▸ DIRECTION
Determine how many lines of the entries contain "true". Reply with that number alone.

▸ RAW RECORDS
## start

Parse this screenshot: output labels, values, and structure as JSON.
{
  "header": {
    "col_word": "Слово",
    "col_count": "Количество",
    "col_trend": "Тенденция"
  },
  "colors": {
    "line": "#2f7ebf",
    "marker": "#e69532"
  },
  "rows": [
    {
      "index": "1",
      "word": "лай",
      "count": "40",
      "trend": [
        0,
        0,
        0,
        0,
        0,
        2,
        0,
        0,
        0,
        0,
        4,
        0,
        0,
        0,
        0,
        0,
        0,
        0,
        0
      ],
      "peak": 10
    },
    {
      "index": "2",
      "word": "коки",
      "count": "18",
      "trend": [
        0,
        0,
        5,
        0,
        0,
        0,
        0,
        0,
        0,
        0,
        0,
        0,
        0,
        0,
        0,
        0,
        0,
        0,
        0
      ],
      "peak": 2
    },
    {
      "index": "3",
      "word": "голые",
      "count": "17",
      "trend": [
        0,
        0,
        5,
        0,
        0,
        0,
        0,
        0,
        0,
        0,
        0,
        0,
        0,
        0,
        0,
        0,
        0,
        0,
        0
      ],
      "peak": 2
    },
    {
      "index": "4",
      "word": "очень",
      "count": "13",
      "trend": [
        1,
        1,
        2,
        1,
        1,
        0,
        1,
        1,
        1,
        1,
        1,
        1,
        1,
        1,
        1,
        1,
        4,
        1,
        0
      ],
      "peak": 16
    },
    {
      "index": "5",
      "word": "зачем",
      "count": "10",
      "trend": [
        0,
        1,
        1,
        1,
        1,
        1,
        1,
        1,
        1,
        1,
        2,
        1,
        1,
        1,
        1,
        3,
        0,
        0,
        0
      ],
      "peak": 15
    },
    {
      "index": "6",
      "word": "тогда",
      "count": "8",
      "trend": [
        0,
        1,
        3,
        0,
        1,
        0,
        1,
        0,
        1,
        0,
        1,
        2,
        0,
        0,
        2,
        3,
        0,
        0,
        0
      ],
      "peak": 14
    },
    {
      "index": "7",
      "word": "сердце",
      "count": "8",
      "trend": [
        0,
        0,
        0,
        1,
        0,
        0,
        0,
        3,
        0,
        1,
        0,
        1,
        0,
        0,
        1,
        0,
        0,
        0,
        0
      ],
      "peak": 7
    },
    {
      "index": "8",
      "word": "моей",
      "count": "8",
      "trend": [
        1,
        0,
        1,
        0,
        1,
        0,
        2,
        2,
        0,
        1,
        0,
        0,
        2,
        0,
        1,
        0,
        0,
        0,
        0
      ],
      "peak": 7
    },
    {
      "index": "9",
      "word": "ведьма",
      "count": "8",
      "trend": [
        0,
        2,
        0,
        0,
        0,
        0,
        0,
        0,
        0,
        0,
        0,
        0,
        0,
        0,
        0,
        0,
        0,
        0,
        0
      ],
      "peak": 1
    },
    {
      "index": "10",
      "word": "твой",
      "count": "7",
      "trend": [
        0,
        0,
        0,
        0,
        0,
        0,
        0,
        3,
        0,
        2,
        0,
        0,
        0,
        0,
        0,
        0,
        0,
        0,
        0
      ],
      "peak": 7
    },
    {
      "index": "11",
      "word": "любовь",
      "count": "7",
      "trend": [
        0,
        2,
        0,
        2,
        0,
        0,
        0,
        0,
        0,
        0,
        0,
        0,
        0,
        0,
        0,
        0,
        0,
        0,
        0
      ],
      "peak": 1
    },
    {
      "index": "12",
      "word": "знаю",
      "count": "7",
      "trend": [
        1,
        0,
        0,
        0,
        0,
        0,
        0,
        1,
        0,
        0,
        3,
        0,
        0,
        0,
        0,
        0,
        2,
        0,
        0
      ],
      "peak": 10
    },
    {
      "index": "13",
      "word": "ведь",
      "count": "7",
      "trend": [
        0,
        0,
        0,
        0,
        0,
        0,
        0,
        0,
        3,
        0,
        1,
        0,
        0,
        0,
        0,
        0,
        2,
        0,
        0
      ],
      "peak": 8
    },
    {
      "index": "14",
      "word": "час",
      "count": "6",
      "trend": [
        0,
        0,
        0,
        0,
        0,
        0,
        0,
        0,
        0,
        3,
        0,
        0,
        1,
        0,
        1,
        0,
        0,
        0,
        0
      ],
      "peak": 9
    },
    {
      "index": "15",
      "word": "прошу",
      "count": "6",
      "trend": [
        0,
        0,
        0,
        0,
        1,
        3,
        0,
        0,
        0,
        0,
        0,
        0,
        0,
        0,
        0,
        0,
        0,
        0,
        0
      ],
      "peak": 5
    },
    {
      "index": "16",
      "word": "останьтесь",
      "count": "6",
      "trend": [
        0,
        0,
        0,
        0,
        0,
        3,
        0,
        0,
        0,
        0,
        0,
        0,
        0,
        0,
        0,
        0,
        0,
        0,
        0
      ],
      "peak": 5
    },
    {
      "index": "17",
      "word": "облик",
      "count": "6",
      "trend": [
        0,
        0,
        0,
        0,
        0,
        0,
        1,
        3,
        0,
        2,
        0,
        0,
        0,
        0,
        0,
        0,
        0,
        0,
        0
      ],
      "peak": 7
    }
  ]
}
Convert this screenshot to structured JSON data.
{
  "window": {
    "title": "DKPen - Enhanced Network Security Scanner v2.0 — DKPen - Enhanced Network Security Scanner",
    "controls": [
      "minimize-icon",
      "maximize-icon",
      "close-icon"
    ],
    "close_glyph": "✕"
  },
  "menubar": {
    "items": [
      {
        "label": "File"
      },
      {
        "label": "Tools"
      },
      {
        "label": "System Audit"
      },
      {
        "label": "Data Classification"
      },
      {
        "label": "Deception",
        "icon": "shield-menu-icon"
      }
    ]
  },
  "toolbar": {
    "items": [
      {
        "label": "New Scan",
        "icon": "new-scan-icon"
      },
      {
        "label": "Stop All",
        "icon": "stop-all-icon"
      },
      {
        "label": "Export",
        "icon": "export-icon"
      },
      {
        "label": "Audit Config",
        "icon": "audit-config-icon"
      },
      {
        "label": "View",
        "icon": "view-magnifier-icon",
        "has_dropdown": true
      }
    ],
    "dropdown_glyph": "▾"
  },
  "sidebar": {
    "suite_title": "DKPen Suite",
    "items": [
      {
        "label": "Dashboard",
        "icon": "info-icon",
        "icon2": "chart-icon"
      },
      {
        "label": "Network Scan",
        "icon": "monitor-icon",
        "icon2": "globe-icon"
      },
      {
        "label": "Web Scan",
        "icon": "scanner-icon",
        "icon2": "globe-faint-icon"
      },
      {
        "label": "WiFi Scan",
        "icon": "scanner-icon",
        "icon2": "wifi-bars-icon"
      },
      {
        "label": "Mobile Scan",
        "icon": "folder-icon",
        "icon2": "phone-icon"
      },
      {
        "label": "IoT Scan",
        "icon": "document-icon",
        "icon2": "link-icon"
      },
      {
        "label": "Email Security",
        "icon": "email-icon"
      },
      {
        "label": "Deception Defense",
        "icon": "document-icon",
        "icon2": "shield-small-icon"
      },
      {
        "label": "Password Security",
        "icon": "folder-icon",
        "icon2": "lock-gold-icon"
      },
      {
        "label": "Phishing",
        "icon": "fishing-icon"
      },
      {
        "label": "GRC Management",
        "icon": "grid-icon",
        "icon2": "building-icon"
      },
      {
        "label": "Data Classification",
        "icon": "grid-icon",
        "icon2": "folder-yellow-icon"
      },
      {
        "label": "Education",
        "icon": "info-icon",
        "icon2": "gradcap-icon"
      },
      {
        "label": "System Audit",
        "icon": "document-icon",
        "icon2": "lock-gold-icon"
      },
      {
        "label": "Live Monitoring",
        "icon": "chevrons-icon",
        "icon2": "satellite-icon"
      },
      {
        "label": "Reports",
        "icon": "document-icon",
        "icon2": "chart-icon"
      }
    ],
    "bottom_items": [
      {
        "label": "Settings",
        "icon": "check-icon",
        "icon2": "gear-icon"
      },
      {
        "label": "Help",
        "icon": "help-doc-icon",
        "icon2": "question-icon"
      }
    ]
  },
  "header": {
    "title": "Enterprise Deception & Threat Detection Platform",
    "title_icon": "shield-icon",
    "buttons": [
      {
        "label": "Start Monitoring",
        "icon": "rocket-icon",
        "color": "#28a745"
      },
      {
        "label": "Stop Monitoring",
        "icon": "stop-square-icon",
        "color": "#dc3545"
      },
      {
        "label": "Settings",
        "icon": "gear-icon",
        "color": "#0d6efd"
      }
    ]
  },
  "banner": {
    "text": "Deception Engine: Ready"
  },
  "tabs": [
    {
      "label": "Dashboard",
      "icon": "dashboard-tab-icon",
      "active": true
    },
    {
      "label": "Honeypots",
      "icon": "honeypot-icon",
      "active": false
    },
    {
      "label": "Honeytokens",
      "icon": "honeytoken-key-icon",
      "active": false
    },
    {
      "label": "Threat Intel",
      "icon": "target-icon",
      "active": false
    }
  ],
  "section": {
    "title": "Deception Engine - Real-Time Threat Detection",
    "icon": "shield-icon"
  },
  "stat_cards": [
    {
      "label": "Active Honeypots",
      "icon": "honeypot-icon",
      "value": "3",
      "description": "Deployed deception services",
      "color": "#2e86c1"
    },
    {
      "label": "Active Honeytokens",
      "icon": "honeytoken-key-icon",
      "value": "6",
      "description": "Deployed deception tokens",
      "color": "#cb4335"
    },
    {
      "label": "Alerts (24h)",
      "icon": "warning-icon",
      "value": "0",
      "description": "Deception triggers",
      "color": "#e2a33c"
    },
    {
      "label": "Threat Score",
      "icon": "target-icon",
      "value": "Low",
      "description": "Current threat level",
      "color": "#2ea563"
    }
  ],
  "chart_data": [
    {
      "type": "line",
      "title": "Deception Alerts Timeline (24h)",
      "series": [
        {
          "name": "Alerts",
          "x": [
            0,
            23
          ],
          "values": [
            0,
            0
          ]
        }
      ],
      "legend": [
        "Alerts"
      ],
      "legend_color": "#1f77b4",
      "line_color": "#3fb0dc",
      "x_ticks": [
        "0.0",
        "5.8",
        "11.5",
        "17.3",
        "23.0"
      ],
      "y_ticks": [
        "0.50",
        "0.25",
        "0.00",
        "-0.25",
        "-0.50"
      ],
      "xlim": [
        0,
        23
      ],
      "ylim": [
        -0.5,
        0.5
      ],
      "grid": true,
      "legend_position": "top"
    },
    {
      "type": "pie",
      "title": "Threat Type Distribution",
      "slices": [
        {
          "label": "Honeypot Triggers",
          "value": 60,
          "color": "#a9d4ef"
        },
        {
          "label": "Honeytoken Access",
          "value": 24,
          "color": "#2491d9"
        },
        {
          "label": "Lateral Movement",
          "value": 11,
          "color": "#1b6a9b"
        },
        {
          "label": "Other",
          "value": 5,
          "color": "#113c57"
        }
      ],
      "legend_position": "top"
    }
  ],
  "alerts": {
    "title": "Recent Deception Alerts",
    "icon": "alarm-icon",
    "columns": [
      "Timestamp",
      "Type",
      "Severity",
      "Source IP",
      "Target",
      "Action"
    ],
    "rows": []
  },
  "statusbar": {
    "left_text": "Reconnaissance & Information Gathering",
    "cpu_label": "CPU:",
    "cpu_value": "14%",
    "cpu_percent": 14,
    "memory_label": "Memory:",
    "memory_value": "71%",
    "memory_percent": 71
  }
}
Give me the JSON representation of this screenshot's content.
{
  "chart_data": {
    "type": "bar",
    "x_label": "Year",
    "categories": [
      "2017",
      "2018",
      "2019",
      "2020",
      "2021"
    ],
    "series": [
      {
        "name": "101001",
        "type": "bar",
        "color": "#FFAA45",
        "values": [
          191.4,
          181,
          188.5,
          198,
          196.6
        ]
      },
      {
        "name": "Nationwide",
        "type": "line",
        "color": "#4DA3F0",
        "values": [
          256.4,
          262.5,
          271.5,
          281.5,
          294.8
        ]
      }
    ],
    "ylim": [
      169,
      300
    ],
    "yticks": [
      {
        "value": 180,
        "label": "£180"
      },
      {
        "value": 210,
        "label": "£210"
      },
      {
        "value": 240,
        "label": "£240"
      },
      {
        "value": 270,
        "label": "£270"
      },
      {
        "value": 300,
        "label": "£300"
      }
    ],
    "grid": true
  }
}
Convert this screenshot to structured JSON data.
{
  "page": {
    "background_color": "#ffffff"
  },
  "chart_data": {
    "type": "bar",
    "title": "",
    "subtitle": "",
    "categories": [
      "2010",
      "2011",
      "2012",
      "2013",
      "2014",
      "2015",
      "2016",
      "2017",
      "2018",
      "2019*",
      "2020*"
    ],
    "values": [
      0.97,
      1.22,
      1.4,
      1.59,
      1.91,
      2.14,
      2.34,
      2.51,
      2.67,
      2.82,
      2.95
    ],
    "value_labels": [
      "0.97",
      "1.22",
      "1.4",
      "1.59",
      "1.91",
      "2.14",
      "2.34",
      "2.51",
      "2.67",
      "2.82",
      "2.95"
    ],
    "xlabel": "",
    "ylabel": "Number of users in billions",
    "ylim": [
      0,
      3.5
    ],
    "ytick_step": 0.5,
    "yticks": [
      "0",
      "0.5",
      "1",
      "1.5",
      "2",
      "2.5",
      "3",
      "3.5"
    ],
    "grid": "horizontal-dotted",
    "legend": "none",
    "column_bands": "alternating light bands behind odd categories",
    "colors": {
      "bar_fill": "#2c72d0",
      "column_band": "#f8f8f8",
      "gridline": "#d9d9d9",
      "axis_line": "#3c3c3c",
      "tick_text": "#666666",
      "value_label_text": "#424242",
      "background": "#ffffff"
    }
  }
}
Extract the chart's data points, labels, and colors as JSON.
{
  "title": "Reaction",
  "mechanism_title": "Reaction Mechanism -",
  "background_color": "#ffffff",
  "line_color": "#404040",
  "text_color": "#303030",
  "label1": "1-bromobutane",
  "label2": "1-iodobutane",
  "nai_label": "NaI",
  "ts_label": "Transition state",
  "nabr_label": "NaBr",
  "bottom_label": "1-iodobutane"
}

## end

▸ ANSWER BELOW
4